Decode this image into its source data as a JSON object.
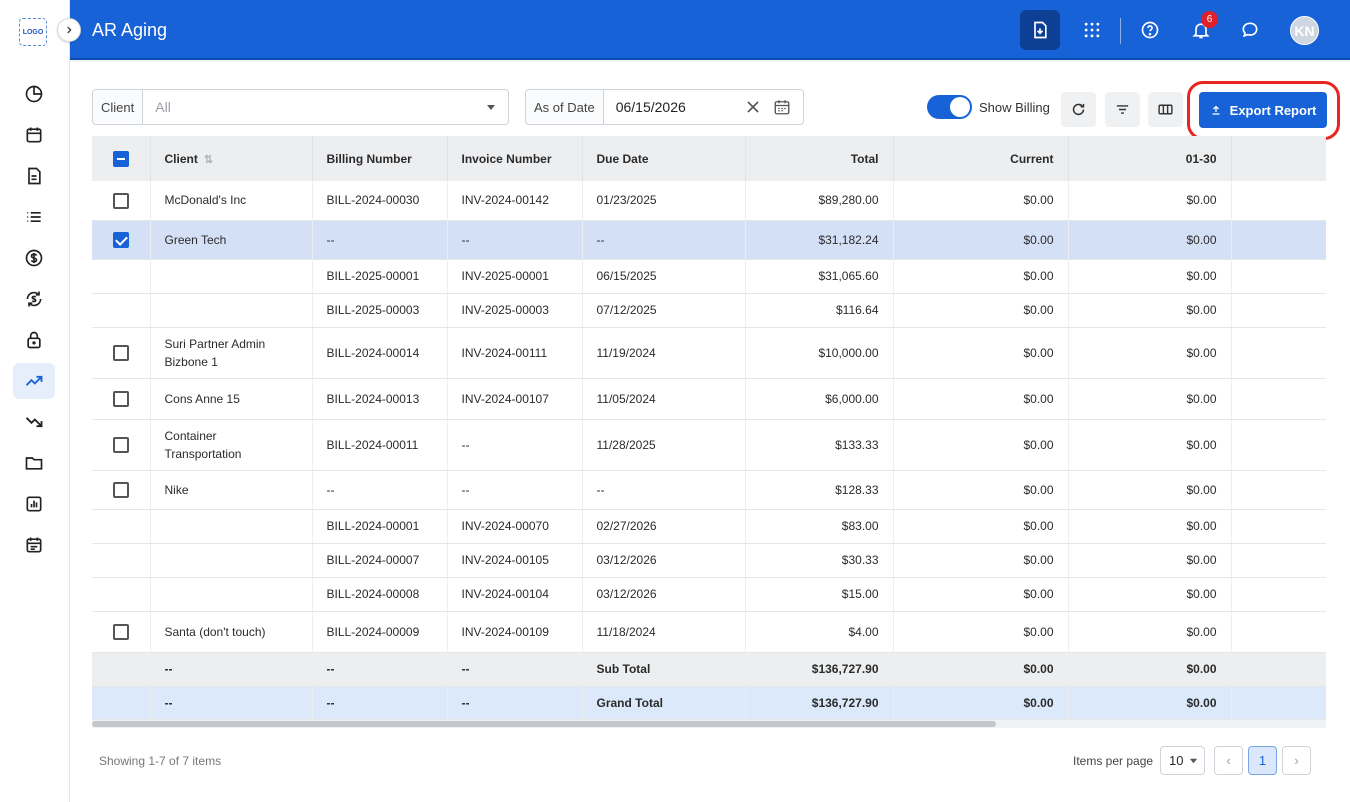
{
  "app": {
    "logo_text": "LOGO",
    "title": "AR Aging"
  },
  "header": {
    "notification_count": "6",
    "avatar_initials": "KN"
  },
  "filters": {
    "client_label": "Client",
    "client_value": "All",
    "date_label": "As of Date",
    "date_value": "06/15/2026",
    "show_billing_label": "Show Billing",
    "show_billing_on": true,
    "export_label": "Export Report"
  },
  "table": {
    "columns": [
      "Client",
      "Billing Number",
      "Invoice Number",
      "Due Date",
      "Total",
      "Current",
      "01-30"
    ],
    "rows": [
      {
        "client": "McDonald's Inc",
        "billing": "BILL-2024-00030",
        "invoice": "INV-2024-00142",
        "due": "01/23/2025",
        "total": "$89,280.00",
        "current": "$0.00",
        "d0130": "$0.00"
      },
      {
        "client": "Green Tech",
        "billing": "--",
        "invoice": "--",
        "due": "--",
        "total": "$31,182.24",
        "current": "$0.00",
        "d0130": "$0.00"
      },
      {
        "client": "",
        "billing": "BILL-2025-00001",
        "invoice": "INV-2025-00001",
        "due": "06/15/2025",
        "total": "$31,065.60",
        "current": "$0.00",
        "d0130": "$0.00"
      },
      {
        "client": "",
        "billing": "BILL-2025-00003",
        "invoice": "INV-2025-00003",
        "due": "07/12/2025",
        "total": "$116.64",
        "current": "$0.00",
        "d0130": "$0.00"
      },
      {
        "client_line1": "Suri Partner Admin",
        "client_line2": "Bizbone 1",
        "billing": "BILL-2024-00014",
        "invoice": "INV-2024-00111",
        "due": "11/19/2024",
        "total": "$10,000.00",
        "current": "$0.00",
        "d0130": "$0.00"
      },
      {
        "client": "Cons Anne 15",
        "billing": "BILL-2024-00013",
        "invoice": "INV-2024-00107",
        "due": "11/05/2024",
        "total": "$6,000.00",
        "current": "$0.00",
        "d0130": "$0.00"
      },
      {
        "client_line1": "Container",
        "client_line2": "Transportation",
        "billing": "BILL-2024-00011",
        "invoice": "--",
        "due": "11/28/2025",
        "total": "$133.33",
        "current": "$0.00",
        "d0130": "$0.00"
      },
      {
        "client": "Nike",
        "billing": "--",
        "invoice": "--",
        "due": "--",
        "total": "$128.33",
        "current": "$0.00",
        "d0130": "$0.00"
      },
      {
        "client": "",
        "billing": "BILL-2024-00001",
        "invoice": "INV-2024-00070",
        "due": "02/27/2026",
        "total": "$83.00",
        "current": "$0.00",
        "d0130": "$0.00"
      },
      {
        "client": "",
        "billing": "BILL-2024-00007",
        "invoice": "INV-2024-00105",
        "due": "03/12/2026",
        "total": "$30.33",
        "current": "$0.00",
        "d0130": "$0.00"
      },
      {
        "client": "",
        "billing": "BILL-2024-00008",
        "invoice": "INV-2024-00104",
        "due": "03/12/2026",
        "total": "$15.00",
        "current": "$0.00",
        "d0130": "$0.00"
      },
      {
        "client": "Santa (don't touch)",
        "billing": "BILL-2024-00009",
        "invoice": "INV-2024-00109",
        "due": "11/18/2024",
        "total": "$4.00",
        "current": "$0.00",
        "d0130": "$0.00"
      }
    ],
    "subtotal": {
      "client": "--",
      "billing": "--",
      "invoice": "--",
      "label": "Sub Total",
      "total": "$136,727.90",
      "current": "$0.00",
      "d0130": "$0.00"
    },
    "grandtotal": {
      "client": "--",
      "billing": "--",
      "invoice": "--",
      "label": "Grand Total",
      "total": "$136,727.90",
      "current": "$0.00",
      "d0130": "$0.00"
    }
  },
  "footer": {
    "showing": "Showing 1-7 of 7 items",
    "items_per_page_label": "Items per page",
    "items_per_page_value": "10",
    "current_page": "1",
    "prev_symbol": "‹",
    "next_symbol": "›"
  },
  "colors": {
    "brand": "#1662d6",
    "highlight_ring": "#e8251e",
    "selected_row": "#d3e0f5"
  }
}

────

**Stated goal**
Every entry above needs to be retyped exactly; drop the pictures.

**Written answer**
Decode this image into its source data as a JSON object.
{
  "app": {
    "logo_text": "LOGO",
    "title": "AR Aging"
  },
  "header": {
    "notification_count": "6",
    "avatar_initials": "KN"
  },
  "filters": {
    "client_label": "Client",
    "client_value": "All",
    "date_label": "As of Date",
    "date_value": "06/15/2026",
    "show_billing_label": "Show Billing",
    "show_billing_on": true,
    "export_label": "Export Report"
  },
  "table": {
    "columns": [
      "Client",
      "Billing Number",
      "Invoice Number",
      "Due Date",
      "Total",
      "Current",
      "01-30"
    ],
    "rows": [
      {
        "client": "McDonald's Inc",
        "billing": "BILL-2024-00030",
        "invoice": "INV-2024-00142",
        "due": "01/23/2025",
        "total": "$89,280.00",
        "current": "$0.00",
        "d0130": "$0.00"
      },
      {
        "client": "Green Tech",
        "billing": "--",
        "invoice": "--",
        "due": "--",
        "total": "$31,182.24",
        "current": "$0.00",
        "d0130": "$0.00"
      },
      {
        "client": "",
        "billing": "BILL-2025-00001",
        "invoice": "INV-2025-00001",
        "due": "06/15/2025",
        "total": "$31,065.60",
        "current": "$0.00",
        "d0130": "$0.00"
      },
      {
        "client": "",
        "billing": "BILL-2025-00003",
        "invoice": "INV-2025-00003",
        "due": "07/12/2025",
        "total": "$116.64",
        "current": "$0.00",
        "d0130": "$0.00"
      },
      {
        "client_line1": "Suri Partner Admin",
        "client_line2": "Bizbone 1",
        "billing": "BILL-2024-00014",
        "invoice": "INV-2024-00111",
        "due": "11/19/2024",
        "total": "$10,000.00",
        "current": "$0.00",
        "d0130": "$0.00"
      },
      {
        "client": "Cons Anne 15",
        "billing": "BILL-2024-00013",
        "invoice": "INV-2024-00107",
        "due": "11/05/2024",
        "total": "$6,000.00",
        "current": "$0.00",
        "d0130": "$0.00"
      },
      {
        "client_line1": "Container",
        "client_line2": "Transportation",
        "billing": "BILL-2024-00011",
        "invoice": "--",
        "due": "11/28/2025",
        "total": "$133.33",
        "current": "$0.00",
        "d0130": "$0.00"
      },
      {
        "client": "Nike",
        "billing": "--",
        "invoice": "--",
        "due": "--",
        "total": "$128.33",
        "current": "$0.00",
        "d0130": "$0.00"
      },
      {
        "client": "",
        "billing": "BILL-2024-00001",
        "invoice": "INV-2024-00070",
        "due": "02/27/2026",
        "total": "$83.00",
        "current": "$0.00",
        "d0130": "$0.00"
      },
      {
        "client": "",
        "billing": "BILL-2024-00007",
        "invoice": "INV-2024-00105",
        "due": "03/12/2026",
        "total": "$30.33",
        "current": "$0.00",
        "d0130": "$0.00"
      },
      {
        "client": "",
        "billing": "BILL-2024-00008",
        "invoice": "INV-2024-00104",
        "due": "03/12/2026",
        "total": "$15.00",
        "current": "$0.00",
        "d0130": "$0.00"
      },
      {
        "client": "Santa (don't touch)",
        "billing": "BILL-2024-00009",
        "invoice": "INV-2024-00109",
        "due": "11/18/2024",
        "total": "$4.00",
        "current": "$0.00",
        "d0130": "$0.00"
      }
    ],
    "subtotal": {
      "client": "--",
      "billing": "--",
      "invoice": "--",
      "label": "Sub Total",
      "total": "$136,727.90",
      "current": "$0.00",
      "d0130": "$0.00"
    },
    "grandtotal": {
      "client": "--",
      "billing": "--",
      "invoice": "--",
      "label": "Grand Total",
      "total": "$136,727.90",
      "current": "$0.00",
      "d0130": "$0.00"
    }
  },
  "footer": {
    "showing": "Showing 1-7 of 7 items",
    "items_per_page_label": "Items per page",
    "items_per_page_value": "10",
    "current_page": "1",
    "prev_symbol": "‹",
    "next_symbol": "›"
  },
  "colors": {
    "brand": "#1662d6",
    "highlight_ring": "#e8251e",
    "selected_row": "#d3e0f5"
  }
}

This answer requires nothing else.